**Information given**.

▬▬▬▬▬▬▬▬▬▬

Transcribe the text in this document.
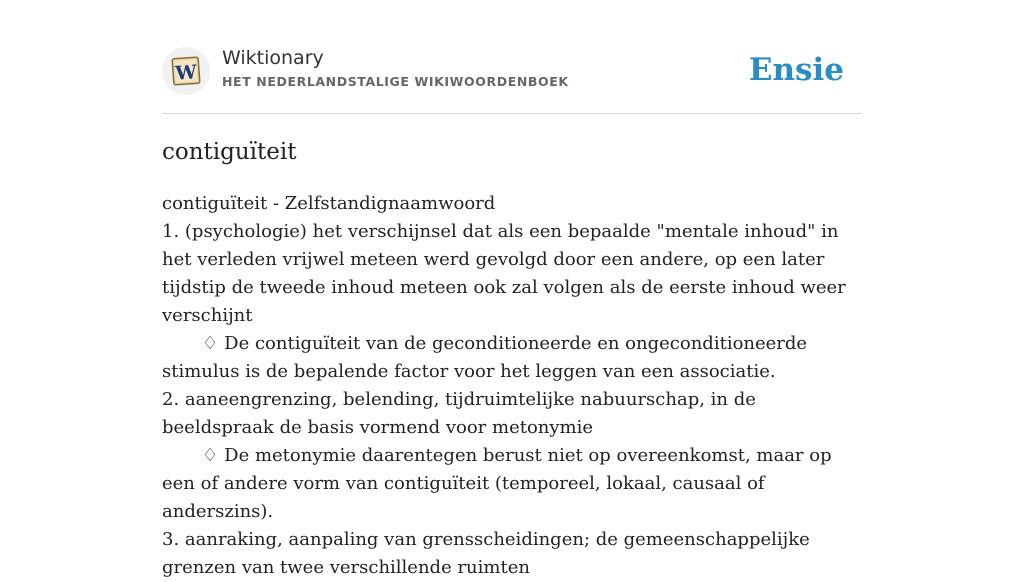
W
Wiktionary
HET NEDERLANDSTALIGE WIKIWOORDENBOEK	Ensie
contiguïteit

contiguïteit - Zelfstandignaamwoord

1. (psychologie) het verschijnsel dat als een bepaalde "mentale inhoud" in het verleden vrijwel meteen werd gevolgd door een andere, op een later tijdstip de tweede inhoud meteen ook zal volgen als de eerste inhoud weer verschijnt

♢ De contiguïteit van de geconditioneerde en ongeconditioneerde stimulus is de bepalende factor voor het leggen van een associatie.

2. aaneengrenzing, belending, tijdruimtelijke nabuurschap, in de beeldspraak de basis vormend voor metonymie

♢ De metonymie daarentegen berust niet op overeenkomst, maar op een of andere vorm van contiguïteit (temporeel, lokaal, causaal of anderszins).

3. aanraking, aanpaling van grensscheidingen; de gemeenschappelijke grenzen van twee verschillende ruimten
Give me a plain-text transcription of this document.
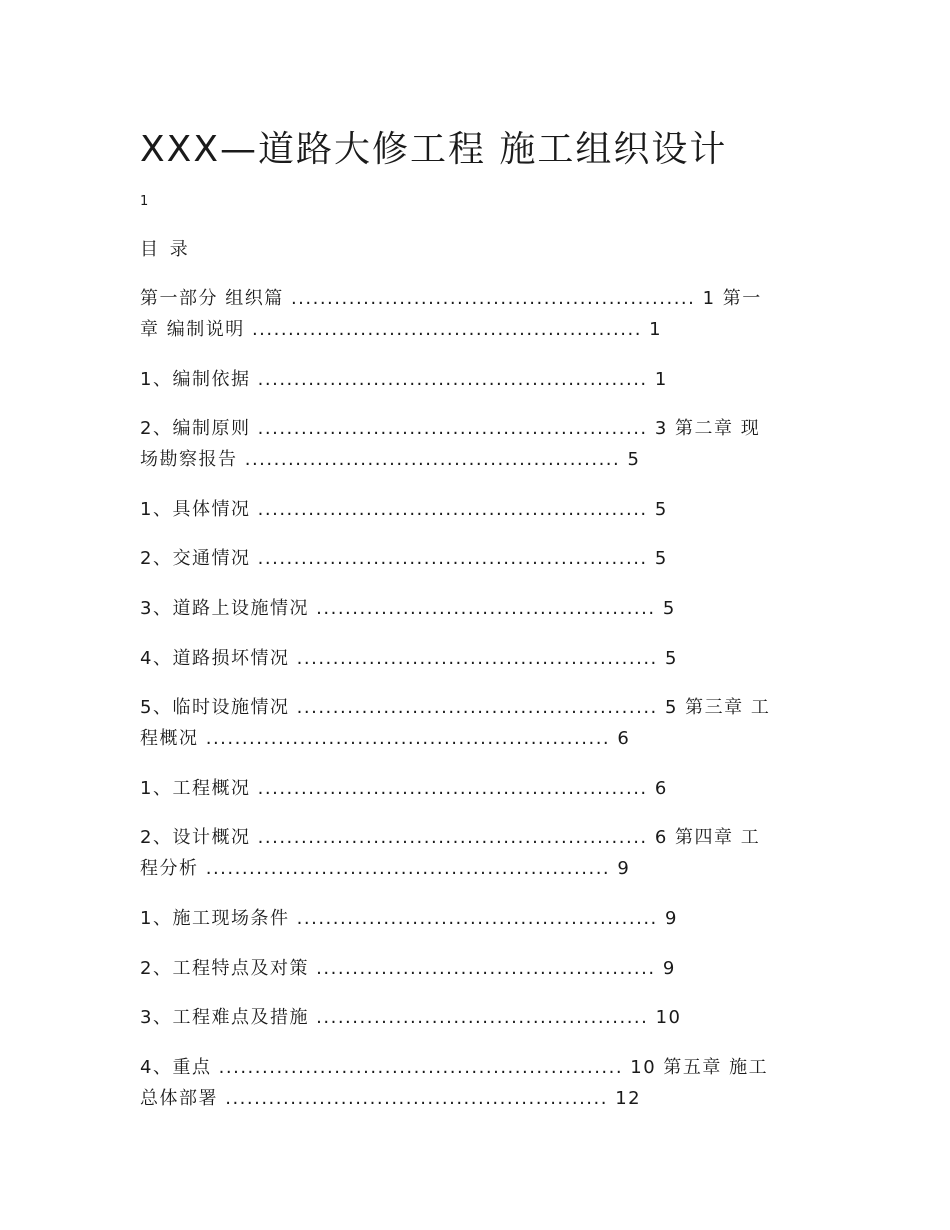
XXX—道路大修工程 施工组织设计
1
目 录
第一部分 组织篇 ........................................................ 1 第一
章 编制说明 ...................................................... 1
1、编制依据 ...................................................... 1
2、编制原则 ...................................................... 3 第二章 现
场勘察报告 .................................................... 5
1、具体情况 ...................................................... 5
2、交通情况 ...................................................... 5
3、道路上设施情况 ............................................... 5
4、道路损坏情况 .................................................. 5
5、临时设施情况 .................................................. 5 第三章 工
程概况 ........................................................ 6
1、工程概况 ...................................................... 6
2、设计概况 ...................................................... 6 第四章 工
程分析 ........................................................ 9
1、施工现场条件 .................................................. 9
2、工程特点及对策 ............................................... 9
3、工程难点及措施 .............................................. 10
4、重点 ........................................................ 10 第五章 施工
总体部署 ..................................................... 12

▬▬▬▬▬▬▬▬▬▬

**Goal**. Make a word-for-word copy of the entries, without any pictures.

**The answer**.
Transcribe the text in this document.
W
Wiktionary
HET NEDERLANDSTALIGE WIKIWOORDENBOEK	Ensie
contiguïteit

contiguïteit - Zelfstandignaamwoord

1. (psychologie) het verschijnsel dat als een bepaalde "mentale inhoud" in het verleden vrijwel meteen werd gevolgd door een andere, op een later tijdstip de tweede inhoud meteen ook zal volgen als de eerste inhoud weer verschijnt

♢ De contiguïteit van de geconditioneerde en ongeconditioneerde stimulus is de bepalende factor voor het leggen van een associatie.

2. aaneengrenzing, belending, tijdruimtelijke nabuurschap, in de beeldspraak de basis vormend voor metonymie

♢ De metonymie daarentegen berust niet op overeenkomst, maar op een of andere vorm van contiguïteit (temporeel, lokaal, causaal of anderszins).

3. aanraking, aanpaling van grensscheidingen; de gemeenschappelijke grenzen van twee verschillende ruimten
Give me a plain-text transcription of this document.
XXX—道路大修工程 施工组织设计
1
目 录
第一部分 组织篇 ........................................................ 1 第一
章 编制说明 ...................................................... 1
1、编制依据 ...................................................... 1
2、编制原则 ...................................................... 3 第二章 现
场勘察报告 .................................................... 5
1、具体情况 ...................................................... 5
2、交通情况 ...................................................... 5
3、道路上设施情况 ............................................... 5
4、道路损坏情况 .................................................. 5
5、临时设施情况 .................................................. 5 第三章 工
程概况 ........................................................ 6
1、工程概况 ...................................................... 6
2、设计概况 ...................................................... 6 第四章 工
程分析 ........................................................ 9
1、施工现场条件 .................................................. 9
2、工程特点及对策 ............................................... 9
3、工程难点及措施 .............................................. 10
4、重点 ........................................................ 10 第五章 施工
总体部署 ..................................................... 12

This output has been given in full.